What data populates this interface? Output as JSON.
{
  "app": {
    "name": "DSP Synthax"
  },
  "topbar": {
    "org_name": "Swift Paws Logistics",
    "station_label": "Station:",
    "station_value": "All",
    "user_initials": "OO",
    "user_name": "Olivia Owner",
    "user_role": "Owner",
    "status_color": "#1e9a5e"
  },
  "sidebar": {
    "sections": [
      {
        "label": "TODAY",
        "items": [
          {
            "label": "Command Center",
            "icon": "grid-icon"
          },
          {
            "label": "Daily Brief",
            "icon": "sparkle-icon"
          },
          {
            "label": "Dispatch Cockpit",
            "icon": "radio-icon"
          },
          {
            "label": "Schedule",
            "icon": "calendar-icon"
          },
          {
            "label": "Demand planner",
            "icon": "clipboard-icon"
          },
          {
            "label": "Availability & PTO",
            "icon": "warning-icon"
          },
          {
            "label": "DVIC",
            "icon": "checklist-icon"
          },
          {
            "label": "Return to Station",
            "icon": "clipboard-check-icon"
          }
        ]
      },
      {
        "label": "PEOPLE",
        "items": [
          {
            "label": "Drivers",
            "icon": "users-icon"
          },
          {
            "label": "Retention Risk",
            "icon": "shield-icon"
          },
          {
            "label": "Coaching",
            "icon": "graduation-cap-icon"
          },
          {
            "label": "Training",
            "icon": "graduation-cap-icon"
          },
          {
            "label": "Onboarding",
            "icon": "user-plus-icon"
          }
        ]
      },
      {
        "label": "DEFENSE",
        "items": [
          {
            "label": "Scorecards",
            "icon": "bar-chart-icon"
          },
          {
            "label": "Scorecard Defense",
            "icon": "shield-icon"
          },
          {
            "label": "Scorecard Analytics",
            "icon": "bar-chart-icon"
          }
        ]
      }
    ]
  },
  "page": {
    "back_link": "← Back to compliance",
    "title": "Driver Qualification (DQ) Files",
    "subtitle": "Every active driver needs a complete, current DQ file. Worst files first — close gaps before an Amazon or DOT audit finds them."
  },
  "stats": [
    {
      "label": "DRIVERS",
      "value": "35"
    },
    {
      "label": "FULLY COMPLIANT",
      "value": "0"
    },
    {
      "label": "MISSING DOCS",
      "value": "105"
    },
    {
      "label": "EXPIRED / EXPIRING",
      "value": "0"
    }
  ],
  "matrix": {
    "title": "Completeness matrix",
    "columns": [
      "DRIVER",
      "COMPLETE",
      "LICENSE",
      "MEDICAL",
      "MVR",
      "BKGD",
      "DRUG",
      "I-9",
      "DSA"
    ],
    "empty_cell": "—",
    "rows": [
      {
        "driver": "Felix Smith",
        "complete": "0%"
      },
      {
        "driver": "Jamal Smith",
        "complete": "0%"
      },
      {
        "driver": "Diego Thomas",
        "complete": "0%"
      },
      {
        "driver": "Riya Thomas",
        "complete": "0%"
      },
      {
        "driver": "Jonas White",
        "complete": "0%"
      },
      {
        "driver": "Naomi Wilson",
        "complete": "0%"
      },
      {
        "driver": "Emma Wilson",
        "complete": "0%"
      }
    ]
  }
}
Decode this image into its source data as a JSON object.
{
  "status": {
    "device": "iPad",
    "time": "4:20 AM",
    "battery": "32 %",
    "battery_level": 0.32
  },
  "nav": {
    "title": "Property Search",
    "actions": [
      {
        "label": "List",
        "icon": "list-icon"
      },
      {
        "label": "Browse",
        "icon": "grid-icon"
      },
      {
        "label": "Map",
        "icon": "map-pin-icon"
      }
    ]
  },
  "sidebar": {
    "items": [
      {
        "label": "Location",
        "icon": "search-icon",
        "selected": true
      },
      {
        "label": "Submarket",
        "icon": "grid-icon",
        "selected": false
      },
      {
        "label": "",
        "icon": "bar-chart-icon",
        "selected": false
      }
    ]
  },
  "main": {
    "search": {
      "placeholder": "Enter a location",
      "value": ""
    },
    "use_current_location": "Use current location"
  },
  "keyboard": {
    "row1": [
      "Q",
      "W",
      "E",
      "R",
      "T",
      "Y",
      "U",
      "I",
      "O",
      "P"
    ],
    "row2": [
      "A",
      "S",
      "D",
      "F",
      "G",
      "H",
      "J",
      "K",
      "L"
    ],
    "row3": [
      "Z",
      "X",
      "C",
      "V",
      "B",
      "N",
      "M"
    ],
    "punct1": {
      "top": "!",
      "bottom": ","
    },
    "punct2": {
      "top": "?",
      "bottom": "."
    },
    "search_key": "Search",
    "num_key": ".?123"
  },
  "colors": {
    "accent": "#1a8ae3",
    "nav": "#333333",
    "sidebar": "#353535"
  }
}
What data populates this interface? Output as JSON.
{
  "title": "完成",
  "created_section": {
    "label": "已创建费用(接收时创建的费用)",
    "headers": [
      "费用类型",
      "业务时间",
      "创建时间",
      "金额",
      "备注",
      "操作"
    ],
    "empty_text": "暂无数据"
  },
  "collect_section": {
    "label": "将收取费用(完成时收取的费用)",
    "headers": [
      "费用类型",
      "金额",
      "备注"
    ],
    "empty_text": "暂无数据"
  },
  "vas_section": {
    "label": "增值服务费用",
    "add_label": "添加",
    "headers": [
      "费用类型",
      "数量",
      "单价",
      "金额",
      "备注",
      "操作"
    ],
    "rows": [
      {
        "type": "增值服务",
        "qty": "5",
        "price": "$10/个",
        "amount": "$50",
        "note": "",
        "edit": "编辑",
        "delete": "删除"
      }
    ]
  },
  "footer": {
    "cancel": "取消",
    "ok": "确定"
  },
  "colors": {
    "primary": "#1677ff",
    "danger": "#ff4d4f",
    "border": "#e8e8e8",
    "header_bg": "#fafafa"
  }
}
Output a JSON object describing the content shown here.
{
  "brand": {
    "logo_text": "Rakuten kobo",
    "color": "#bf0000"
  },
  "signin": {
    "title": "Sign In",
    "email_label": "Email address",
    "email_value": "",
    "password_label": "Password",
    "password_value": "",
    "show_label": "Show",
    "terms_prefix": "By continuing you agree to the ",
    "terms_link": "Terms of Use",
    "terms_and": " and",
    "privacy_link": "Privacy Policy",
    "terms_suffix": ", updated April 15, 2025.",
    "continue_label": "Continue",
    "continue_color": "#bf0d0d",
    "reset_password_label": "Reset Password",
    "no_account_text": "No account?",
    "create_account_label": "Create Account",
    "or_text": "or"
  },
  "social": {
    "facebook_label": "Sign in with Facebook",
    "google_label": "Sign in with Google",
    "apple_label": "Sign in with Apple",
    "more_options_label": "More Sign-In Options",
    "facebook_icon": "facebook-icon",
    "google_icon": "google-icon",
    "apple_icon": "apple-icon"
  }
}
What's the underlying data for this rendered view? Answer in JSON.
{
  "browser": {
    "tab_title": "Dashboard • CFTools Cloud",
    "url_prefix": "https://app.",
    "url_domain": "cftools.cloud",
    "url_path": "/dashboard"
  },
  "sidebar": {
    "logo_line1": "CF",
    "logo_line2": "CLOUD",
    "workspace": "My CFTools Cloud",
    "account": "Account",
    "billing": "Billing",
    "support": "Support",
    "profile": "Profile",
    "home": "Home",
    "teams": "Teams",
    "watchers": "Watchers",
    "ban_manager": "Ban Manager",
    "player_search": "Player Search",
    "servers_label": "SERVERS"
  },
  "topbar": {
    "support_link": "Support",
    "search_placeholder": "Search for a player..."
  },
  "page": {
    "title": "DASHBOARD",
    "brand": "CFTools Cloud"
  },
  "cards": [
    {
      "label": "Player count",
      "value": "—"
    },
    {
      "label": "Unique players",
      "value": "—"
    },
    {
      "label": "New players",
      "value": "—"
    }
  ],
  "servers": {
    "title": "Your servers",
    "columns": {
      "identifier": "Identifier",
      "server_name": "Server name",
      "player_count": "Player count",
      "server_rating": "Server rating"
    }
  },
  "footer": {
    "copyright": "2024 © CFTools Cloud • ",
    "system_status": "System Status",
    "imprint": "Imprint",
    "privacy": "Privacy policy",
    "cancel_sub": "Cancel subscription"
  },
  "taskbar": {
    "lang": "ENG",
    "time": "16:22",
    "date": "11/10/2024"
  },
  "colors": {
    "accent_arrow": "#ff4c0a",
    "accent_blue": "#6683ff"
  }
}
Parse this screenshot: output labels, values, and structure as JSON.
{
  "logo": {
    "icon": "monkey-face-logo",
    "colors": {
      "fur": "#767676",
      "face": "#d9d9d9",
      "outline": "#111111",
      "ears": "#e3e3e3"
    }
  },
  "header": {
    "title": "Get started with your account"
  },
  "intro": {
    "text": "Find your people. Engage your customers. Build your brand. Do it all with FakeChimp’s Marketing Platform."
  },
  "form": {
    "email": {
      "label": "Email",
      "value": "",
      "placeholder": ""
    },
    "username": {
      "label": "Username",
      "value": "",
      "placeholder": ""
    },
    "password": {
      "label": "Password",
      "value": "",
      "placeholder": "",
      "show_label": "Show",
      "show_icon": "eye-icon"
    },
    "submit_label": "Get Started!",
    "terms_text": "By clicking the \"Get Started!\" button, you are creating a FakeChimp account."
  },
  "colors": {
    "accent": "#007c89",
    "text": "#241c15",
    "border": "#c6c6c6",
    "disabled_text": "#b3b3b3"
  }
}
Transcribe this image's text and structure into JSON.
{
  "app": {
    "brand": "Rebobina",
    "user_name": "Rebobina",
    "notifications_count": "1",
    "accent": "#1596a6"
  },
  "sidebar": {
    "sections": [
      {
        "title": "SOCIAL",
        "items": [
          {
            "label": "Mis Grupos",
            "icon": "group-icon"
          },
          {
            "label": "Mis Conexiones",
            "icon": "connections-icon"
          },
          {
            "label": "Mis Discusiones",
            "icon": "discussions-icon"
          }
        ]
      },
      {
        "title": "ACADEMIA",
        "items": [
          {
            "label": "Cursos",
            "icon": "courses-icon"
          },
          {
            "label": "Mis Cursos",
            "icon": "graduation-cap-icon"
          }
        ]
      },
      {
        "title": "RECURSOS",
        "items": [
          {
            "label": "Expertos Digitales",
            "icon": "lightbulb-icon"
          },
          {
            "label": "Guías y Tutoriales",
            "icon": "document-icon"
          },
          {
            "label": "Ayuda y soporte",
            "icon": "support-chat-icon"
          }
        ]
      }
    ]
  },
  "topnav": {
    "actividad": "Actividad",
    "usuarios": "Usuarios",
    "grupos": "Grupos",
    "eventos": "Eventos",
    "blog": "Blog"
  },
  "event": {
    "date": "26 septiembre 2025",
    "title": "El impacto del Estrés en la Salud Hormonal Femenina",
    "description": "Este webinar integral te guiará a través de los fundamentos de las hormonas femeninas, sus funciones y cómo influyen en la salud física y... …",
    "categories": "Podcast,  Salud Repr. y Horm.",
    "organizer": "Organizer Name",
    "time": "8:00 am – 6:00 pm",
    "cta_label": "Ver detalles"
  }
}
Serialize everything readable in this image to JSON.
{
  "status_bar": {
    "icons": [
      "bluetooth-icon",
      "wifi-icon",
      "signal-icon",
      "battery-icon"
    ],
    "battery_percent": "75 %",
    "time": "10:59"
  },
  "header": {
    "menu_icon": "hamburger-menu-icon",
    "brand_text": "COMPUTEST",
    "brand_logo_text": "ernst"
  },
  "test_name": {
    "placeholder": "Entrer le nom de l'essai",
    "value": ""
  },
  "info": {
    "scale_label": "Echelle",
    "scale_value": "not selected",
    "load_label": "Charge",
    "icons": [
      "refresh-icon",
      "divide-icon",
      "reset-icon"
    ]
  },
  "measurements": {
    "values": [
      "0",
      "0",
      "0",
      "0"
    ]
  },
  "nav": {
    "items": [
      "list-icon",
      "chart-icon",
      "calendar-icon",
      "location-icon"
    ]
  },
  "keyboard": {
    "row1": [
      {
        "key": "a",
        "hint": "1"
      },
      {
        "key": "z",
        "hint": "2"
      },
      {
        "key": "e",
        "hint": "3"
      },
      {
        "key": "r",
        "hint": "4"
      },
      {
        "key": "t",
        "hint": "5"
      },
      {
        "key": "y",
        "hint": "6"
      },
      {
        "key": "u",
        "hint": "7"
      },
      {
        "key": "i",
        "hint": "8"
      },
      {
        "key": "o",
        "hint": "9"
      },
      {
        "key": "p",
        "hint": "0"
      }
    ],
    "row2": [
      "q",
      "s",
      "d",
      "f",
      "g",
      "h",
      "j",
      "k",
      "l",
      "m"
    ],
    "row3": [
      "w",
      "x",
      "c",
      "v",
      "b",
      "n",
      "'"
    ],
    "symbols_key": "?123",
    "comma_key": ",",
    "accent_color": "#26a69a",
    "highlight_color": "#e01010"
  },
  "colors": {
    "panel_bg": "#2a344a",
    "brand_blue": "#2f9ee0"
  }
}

# PROBLEM REQUIREMENTS
Find the lines containing "this" and list every one of them.

# ANSWER IN FULL
What data populates this interface? Output as JSON.
Decode this image into its source data as a JSON object.
What data populates this interface? Output as JSON.
What's the underlying data for this rendered view? Answer in JSON.
Parse this screenshot: output labels, values, and structure as JSON.
Transcribe this image's text and structure into JSON.
Serialize everything readable in this image to JSON.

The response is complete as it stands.